» Travail à faire:
• A. Répondez brièvement à ces questions sur l'extrait sur le bebop et l'islam :
(i) Quel surnom l'extrait donne-t-il à Dizzy ?
(ii) Selon l'extrait, de quoi le be-bop n'est-il pas l'enfant ?
(iii) Combien d'années plus tard les free jazzmen prendront-ils des positions spirituelles plus initiatiques ?
• B. Reproduisez sans aucune modification le passage de l'extrait sur le bebop et l'islam qui va de « Le be-bop n’est » jusqu'à « mystiques et métaphysiques. ».
• C. Poursuivez l'extrait sur le bebop et l'islam à partir de l'endroit où il s'arrête.

___ Extrait de page ___

Avec un témoignage aussi incontournable que celui de Dizzy, le « roi du bebop » en personne, personne en tout cas ne peut passer à côté du phénomène. La liste des musiciens afro-américains convertis à l’islam est assez édifiante pour convaincre d’une connivence véritable entre la création d’un jazz nouveau et provocant, et l’émergence d’une religion jusque-là quasi –absente du territoire.
(…)
Le be-bop n’est pas l’enfant du jazz, il est ce que le jazz a toujours été. En pouvant à tout moment, face à la police ou aux médias, montrer qu’il est maître de son destin, y compris de sa part la plus intime qu’est son nom, le bopper converti à l’islam démontre l’autonomie totale de sa démarche, et la haute responsabilité de son ambition : « Je ne suis pas un descendant d’esclave, je suis l’adepte du Prophète qui ne fait pas de distinction de race et je suis l’acteur d’un mouvement intellectuel qui te dépasse et te dépassera toujours. » Ce faisant, il s’inscrit dans la lignée des mouvements émancipateurs passés, en les réactualisant. C’est exactement le même mouvement qui animera les free jazzmen qui, vingt ans plus tard, prendront des positions spirituelles plus initiatiques, mystiques et métaphysiques.

___ Informations fournies ___

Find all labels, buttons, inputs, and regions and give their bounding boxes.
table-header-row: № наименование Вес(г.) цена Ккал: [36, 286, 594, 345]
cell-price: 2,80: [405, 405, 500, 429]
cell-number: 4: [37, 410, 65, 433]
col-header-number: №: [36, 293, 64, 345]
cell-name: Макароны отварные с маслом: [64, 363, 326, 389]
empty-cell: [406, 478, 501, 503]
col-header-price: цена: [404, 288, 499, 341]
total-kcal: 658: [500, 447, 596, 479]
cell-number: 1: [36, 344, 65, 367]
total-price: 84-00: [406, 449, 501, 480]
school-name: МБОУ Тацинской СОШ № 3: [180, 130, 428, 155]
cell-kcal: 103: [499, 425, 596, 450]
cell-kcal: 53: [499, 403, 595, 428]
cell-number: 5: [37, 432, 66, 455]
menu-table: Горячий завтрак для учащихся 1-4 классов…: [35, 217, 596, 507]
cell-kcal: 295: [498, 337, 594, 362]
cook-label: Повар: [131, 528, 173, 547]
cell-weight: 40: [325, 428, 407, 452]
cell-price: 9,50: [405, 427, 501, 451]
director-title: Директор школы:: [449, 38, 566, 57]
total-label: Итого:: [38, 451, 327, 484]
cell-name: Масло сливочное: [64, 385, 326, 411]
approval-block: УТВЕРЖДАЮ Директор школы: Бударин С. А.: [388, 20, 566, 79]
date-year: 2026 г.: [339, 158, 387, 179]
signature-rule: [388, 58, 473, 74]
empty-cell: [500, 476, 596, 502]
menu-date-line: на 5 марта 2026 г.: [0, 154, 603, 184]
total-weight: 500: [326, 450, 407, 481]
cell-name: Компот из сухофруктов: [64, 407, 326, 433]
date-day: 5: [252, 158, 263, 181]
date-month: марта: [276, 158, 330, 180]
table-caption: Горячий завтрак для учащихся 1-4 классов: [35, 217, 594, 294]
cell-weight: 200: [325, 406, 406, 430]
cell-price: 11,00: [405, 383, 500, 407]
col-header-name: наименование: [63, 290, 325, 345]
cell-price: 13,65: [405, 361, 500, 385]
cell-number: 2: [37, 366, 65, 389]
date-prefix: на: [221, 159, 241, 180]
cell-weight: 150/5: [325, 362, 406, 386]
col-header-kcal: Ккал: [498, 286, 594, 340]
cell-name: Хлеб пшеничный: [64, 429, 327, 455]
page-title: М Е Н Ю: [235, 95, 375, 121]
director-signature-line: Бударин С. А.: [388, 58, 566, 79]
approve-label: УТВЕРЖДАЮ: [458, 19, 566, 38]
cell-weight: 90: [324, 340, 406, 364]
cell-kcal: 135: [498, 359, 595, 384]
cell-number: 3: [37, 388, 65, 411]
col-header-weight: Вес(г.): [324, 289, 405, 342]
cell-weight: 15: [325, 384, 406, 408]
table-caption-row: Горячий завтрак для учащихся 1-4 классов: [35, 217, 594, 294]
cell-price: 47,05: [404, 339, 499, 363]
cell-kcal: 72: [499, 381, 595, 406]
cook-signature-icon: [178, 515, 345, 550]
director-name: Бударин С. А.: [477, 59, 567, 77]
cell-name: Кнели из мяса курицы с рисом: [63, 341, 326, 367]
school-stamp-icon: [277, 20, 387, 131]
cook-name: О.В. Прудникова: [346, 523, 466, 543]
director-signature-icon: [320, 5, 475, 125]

___

» Résultats dans l'ordre:
• A.
(i) Le « roi du bebop ».
(ii) Du jazz.
(iii) Vingt ans plus tard.

• B.
Le be-bop n’est pas l’enfant du jazz, il est ce que le jazz a toujours été. En pouvant à tout moment, face à la police ou aux médias, montrer qu’il est maître de son destin, y compris de sa part la plus intime qu’est son nom, le bopper converti à l’islam démontre l’autonomie totale de sa démarche, et la haute responsabilité de son ambition : « Je ne suis pas un descendant d’esclave, je suis l’adepte du Prophète qui ne fait pas de distinction de race et je suis l’acteur d’un mouvement intellectuel qui te dépasse et te dépassera toujours. » Ce faisant, il s’inscrit dans la lignée des mouvements émancipateurs passés, en les réactualisant. C’est exactement le même mouvement qui animera les free jazzmen qui, vingt ans plus tard, prendront des positions spirituelles plus initiatiques, mystiques et métaphysiques.

• C.
De nombreux observateurs ont vu alors dans ce phénomène de conversion massive des musiciens modernes la preuve de la radicalisation de la pensée noire américaine, et le succès des idées nationalistes qui de développement à l’époque. Les boppers musulmans ne voudraient plus de contact avec les Blancs, et prôneraient une séparation radicale des races. La dénomination « Black Muslims » devient alors la norme pour désigner ce mouvement, d’autant qu’il fait écho à celui des « Black Panthers » et semble confirmer une proximité entre les connotation religieuses de l’un et les affirmations politiques de l’autre. N’y a-t-il pas de nombreux membres du Black Panther Party qui se définissent aussi comme Black Muslims ? Certains de ces observateurs vont jusqu’à penser que ce mouvement de conversion marginalise plus encore la communauté du be-bop : « Déjà rejetée dans une marginalité évidente, la communauté ‘’bop’’ allait accomplir un pas de plus vers l’isolement. Pour se démarquer aussi bien des Blancs que de la bourgeoisie noire assoiffée de respectabilité, nombre de ses membres se convertirent à l’islam. » (pp. 125-129)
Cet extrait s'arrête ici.